> WHAT NEEDS TO BE DONE:
Return the material below in full and exactly.

> INFORMATION SHOWN:
----------

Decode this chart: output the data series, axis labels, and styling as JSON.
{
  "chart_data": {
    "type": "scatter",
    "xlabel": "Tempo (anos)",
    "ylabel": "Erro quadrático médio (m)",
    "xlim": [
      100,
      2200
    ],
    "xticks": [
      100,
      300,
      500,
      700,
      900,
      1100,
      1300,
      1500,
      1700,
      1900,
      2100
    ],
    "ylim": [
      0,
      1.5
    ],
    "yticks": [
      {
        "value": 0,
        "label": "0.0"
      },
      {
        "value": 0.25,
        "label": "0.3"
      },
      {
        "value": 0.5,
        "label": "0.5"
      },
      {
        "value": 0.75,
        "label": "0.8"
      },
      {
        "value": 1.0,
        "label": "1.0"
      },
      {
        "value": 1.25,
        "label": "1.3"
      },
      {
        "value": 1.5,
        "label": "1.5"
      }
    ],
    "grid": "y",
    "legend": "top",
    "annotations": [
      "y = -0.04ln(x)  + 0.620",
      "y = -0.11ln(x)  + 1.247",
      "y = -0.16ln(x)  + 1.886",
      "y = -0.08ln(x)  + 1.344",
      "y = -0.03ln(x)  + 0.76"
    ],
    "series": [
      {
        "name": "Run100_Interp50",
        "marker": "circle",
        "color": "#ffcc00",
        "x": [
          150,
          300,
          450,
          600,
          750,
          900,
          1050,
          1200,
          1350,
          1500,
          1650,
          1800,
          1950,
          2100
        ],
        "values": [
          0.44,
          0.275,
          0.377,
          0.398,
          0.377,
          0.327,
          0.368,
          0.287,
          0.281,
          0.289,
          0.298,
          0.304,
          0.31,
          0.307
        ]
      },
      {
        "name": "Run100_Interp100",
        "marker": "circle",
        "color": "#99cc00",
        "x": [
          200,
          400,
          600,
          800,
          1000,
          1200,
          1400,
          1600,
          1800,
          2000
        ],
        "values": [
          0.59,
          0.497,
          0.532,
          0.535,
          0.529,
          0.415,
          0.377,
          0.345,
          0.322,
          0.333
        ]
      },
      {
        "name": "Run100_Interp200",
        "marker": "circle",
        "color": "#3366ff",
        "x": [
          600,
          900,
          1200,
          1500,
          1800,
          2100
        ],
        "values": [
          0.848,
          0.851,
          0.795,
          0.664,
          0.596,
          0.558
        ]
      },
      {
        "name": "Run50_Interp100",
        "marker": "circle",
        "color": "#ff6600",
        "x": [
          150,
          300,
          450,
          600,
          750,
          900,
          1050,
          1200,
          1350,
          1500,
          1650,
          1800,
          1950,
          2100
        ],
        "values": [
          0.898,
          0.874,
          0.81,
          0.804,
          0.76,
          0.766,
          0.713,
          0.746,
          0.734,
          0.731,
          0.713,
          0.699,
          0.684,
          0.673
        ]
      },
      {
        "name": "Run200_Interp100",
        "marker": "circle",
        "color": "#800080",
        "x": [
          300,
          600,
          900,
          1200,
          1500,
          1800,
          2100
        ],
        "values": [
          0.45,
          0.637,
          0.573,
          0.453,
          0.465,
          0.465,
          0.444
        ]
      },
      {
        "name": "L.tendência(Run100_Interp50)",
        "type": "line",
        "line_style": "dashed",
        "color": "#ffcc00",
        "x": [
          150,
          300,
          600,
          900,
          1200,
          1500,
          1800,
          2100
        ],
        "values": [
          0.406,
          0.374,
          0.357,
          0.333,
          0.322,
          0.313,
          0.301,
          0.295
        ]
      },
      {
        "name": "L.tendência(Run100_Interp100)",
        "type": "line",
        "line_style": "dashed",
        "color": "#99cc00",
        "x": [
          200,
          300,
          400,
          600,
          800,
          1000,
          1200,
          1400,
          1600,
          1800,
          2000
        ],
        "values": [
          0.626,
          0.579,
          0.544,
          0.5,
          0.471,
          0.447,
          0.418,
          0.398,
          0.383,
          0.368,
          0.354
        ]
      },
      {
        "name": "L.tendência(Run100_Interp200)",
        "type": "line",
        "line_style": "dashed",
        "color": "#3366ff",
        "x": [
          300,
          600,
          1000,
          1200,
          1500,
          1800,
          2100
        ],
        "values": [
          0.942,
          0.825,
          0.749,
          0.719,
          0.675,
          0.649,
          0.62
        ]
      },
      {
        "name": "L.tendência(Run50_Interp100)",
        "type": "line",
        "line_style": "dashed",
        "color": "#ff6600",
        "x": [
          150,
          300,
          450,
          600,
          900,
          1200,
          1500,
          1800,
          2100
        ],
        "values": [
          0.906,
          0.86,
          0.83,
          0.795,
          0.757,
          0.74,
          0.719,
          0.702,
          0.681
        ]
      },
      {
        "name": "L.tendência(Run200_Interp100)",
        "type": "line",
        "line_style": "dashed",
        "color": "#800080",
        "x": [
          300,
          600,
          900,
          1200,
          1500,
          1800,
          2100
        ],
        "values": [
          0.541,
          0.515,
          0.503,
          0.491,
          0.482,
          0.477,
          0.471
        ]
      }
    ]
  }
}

----------

> TASK RESPONSE:
Decode this chart: output the data series, axis labels, and styling as JSON.
{
  "chart_data": {
    "type": "scatter",
    "xlabel": "Tempo (anos)",
    "ylabel": "Erro quadrático médio (m)",
    "xlim": [
      100,
      2200
    ],
    "xticks": [
      100,
      300,
      500,
      700,
      900,
      1100,
      1300,
      1500,
      1700,
      1900,
      2100
    ],
    "ylim": [
      0,
      1.5
    ],
    "yticks": [
      {
        "value": 0,
        "label": "0.0"
      },
      {
        "value": 0.25,
        "label": "0.3"
      },
      {
        "value": 0.5,
        "label": "0.5"
      },
      {
        "value": 0.75,
        "label": "0.8"
      },
      {
        "value": 1.0,
        "label": "1.0"
      },
      {
        "value": 1.25,
        "label": "1.3"
      },
      {
        "value": 1.5,
        "label": "1.5"
      }
    ],
    "grid": "y",
    "legend": "top",
    "annotations": [
      "y = -0.04ln(x)  + 0.620",
      "y = -0.11ln(x)  + 1.247",
      "y = -0.16ln(x)  + 1.886",
      "y = -0.08ln(x)  + 1.344",
      "y = -0.03ln(x)  + 0.76"
    ],
    "series": [
      {
        "name": "Run100_Interp50",
        "marker": "circle",
        "color": "#ffcc00",
        "x": [
          150,
          300,
          450,
          600,
          750,
          900,
          1050,
          1200,
          1350,
          1500,
          1650,
          1800,
          1950,
          2100
        ],
        "values": [
          0.44,
          0.275,
          0.377,
          0.398,
          0.377,
          0.327,
          0.368,
          0.287,
          0.281,
          0.289,
          0.298,
          0.304,
          0.31,
          0.307
        ]
      },
      {
        "name": "Run100_Interp100",
        "marker": "circle",
        "color": "#99cc00",
        "x": [
          200,
          400,
          600,
          800,
          1000,
          1200,
          1400,
          1600,
          1800,
          2000
        ],
        "values": [
          0.59,
          0.497,
          0.532,
          0.535,
          0.529,
          0.415,
          0.377,
          0.345,
          0.322,
          0.333
        ]
      },
      {
        "name": "Run100_Interp200",
        "marker": "circle",
        "color": "#3366ff",
        "x": [
          600,
          900,
          1200,
          1500,
          1800,
          2100
        ],
        "values": [
          0.848,
          0.851,
          0.795,
          0.664,
          0.596,
          0.558
        ]
      },
      {
        "name": "Run50_Interp100",
        "marker": "circle",
        "color": "#ff6600",
        "x": [
          150,
          300,
          450,
          600,
          750,
          900,
          1050,
          1200,
          1350,
          1500,
          1650,
          1800,
          1950,
          2100
        ],
        "values": [
          0.898,
          0.874,
          0.81,
          0.804,
          0.76,
          0.766,
          0.713,
          0.746,
          0.734,
          0.731,
          0.713,
          0.699,
          0.684,
          0.673
        ]
      },
      {
        "name": "Run200_Interp100",
        "marker": "circle",
        "color": "#800080",
        "x": [
          300,
          600,
          900,
          1200,
          1500,
          1800,
          2100
        ],
        "values": [
          0.45,
          0.637,
          0.573,
          0.453,
          0.465,
          0.465,
          0.444
        ]
      },
      {
        "name": "L.tendência(Run100_Interp50)",
        "type": "line",
        "line_style": "dashed",
        "color": "#ffcc00",
        "x": [
          150,
          300,
          600,
          900,
          1200,
          1500,
          1800,
          2100
        ],
        "values": [
          0.406,
          0.374,
          0.357,
          0.333,
          0.322,
          0.313,
          0.301,
          0.295
        ]
      },
      {
        "name": "L.tendência(Run100_Interp100)",
        "type": "line",
        "line_style": "dashed",
        "color": "#99cc00",
        "x": [
          200,
          300,
          400,
          600,
          800,
          1000,
          1200,
          1400,
          1600,
          1800,
          2000
        ],
        "values": [
          0.626,
          0.579,
          0.544,
          0.5,
          0.471,
          0.447,
          0.418,
          0.398,
          0.383,
          0.368,
          0.354
        ]
      },
      {
        "name": "L.tendência(Run100_Interp200)",
        "type": "line",
        "line_style": "dashed",
        "color": "#3366ff",
        "x": [
          300,
          600,
          1000,
          1200,
          1500,
          1800,
          2100
        ],
        "values": [
          0.942,
          0.825,
          0.749,
          0.719,
          0.675,
          0.649,
          0.62
        ]
      },
      {
        "name": "L.tendência(Run50_Interp100)",
        "type": "line",
        "line_style": "dashed",
        "color": "#ff6600",
        "x": [
          150,
          300,
          450,
          600,
          900,
          1200,
          1500,
          1800,
          2100
        ],
        "values": [
          0.906,
          0.86,
          0.83,
          0.795,
          0.757,
          0.74,
          0.719,
          0.702,
          0.681
        ]
      },
      {
        "name": "L.tendência(Run200_Interp100)",
        "type": "line",
        "line_style": "dashed",
        "color": "#800080",
        "x": [
          300,
          600,
          900,
          1200,
          1500,
          1800,
          2100
        ],
        "values": [
          0.541,
          0.515,
          0.503,
          0.491,
          0.482,
          0.477,
          0.471
        ]
      }
    ]
  }
}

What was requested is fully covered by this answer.